■ Exercise instructions
Answer these from the interview below:
(a) Which author wrote the book that held Marissa's first wilderness in writing?
(b) Which two personal essayists does Marissa say inspire her?
(c) What does Marissa's best friend make after picking fruit?

* START Given text *

Johannes Punkt Interviews Marissa Lingen

marissa-lingen Michael: I asked Johannes Punkt (whose story “The Bumblebee-Maker’s Kiss” is in Reckoning 1 and goes live on the site next month) to interview Marissa Lingen about “How Far Are We From Minneapolis?” because he’s from Sweden and I thought he might have interesting things to ask her, and because I’m trying to do everything I can to foster cross-pollination between Reckoning authors, artists, readers and yes, editors.

Johannes: I love how you write nature as something incredibly personal. Who do you write like, do you think, on your best days? Who would you like to write like?

Marissa: I want to write like my best self. I am inspired by so many other writers, but I have a hard time saying, “I want to write like Jane Yolen” or “I want to write like John M. Ford” or “I want to write like Octavia Butler.” I want to talk about relationship and society the way Octavia did, I want to have the interplay of ideas Mike had in his work, I want Jane’s range in talking to all sorts of audiences. I try to learn from everything I like, to see what makes it go. But at the end of the day, I can only write like me. If I’m lucky and work very hard, I can write like the best me.

Marissa: I’ve been reading more personal essayists lately as well as writing this piece–usually I write fiction. So I can say more particularly that I am inspired by Elizabeth Dodd and by Karen Babine, in this form, and I’m always looking for more inspiration.

Johannes: Since you wrote about wilderness—what is your favourite wilderness in writing?

Marissa: Since you’re Swedish there’s some chance you’ll actually know what I mean when I answer this! My first wilderness in writing was the robber’s woods in Astrid Lindgren’s Ronia the Robber’s Daugher, and I think that that writing about being a little girl in the forest, sometimes with her little boy friend, imprinted itself and the forest on my heart when that was me too. All the others since then have been paler echoes—some of them wonderful, but none as vivid as that first literary wilderness.

Johannes: Reading your piece, I couldn’t help but think about it and about how notions of private/public property shape the landscape and, in turn, those who grow up there. Have you and your Swedish cousins talked about Allemansrätten [A Swedish law that means that even if you own land, you can’t stop people from going there/temporarily sleeping there, &c. That’s the gist of it. In English it’s called “freedom to roam.”]?

Marissa: Yes! They had us out to their country house when we were visiting last year, and it came up then, because we walked out on the road but came back through a field and some woods that were adjacent. I had read about what a large percentage of Swedes go berry-picking or mushroom-picking—an even larger percentage of Finns, I think, under the same type of law—and it totally makes sense compared to here, where people mostly don’t do that. My best friend does urban foraging, but she always asks very carefully. She goes to the door and knocks and says something like, hi, I see your mulberry bushes are full of fruit going to the birds, would you mind if I picked some. And then she makes jam. And of course I don’t want random strangers wandering in and eating my tomatoes, but having a common understanding sounds appealing indeed.

* END Given text *
* START Supplied records *

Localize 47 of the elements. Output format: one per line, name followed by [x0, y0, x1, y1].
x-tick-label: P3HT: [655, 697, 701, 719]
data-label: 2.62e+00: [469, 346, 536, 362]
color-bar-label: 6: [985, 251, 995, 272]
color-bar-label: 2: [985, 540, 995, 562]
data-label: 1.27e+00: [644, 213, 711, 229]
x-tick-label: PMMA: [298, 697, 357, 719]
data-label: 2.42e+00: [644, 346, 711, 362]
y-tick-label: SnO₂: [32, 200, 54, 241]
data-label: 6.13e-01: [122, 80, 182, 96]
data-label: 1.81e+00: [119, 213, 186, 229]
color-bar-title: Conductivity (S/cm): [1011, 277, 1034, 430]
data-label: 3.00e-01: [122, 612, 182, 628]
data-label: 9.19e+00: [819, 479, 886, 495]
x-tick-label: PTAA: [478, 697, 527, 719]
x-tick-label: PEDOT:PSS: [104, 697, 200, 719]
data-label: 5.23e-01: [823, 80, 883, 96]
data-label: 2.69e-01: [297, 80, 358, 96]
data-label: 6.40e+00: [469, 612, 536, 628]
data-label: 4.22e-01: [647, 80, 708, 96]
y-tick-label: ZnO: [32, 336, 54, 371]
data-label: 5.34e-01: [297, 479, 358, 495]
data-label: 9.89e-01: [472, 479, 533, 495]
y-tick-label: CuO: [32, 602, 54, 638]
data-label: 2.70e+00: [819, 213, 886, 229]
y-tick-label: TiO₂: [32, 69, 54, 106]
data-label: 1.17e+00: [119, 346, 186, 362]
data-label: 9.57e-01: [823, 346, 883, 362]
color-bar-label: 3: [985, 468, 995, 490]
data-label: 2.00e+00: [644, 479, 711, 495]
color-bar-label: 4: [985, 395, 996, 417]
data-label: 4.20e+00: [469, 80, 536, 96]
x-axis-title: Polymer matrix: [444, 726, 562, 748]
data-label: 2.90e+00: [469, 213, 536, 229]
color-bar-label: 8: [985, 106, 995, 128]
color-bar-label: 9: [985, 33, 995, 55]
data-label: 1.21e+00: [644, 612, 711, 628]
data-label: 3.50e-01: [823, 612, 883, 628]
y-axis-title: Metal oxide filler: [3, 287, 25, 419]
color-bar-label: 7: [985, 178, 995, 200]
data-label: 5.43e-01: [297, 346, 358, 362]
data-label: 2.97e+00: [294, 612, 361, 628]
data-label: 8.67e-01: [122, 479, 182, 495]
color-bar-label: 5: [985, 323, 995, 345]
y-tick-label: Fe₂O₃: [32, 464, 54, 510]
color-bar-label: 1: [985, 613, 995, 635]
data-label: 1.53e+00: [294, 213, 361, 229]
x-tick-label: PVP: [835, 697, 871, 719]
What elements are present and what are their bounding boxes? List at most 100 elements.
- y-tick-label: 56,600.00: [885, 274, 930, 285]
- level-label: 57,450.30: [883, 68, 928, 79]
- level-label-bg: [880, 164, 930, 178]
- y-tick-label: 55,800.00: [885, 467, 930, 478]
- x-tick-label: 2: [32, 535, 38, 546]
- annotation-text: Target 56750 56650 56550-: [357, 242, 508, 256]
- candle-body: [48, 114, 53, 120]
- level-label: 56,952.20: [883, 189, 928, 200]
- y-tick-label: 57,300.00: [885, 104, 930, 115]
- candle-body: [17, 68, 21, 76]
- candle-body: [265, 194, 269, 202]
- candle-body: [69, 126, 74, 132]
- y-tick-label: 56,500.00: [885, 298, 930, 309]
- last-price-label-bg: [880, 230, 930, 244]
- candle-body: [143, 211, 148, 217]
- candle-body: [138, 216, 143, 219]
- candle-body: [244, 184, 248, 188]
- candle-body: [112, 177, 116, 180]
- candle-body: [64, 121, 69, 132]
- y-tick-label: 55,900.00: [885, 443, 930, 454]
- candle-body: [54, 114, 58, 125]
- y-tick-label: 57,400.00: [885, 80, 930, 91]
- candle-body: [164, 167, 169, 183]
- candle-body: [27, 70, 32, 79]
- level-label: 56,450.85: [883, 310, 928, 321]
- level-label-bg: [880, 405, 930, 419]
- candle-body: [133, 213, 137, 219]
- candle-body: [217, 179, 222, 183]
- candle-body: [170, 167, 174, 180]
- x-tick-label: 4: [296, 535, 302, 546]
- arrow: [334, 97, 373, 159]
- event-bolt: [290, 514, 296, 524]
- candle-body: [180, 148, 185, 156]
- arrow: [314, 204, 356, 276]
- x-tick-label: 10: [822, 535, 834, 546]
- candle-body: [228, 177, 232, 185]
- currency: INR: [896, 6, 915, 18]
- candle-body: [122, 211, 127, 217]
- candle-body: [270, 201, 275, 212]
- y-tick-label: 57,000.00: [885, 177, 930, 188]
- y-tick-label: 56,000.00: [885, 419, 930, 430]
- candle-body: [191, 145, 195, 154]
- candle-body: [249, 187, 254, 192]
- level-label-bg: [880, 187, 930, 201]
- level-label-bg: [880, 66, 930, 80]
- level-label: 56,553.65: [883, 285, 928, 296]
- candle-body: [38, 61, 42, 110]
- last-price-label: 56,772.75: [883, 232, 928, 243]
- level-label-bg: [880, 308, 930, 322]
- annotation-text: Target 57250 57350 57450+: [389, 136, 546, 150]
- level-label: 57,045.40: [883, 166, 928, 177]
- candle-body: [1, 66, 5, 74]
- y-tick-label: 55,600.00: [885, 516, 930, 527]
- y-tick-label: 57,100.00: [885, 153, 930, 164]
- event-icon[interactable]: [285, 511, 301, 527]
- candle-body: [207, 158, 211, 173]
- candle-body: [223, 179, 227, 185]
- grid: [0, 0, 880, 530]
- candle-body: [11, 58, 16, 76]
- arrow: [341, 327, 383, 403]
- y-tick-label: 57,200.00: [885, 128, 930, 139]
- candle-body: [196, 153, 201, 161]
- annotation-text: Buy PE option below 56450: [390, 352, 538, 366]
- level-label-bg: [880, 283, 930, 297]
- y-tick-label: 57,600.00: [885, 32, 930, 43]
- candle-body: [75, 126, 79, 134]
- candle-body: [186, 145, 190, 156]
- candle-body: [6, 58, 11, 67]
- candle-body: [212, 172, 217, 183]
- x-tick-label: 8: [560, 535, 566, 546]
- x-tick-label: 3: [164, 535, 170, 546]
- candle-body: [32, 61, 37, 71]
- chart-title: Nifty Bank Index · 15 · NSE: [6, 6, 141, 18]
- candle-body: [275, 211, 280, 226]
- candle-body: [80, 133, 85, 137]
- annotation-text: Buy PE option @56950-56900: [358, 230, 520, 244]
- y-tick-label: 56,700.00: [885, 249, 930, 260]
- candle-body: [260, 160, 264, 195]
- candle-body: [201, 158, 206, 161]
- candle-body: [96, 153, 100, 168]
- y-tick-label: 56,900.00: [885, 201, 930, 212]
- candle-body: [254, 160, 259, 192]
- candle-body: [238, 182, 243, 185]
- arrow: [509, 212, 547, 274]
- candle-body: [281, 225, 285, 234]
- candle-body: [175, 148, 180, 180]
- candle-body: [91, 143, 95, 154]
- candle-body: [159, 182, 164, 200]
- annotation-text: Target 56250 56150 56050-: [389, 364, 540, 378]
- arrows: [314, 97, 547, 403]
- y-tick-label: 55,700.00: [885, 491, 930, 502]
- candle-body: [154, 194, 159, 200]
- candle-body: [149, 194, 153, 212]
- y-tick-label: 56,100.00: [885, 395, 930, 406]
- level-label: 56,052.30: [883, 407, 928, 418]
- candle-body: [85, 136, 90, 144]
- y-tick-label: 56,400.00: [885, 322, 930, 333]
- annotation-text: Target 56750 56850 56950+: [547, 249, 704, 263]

* END Supplied records *

■ Output
(a) Astrid Lindgren
(b) Elizabeth Dodd and Karen Babine
(c) Jam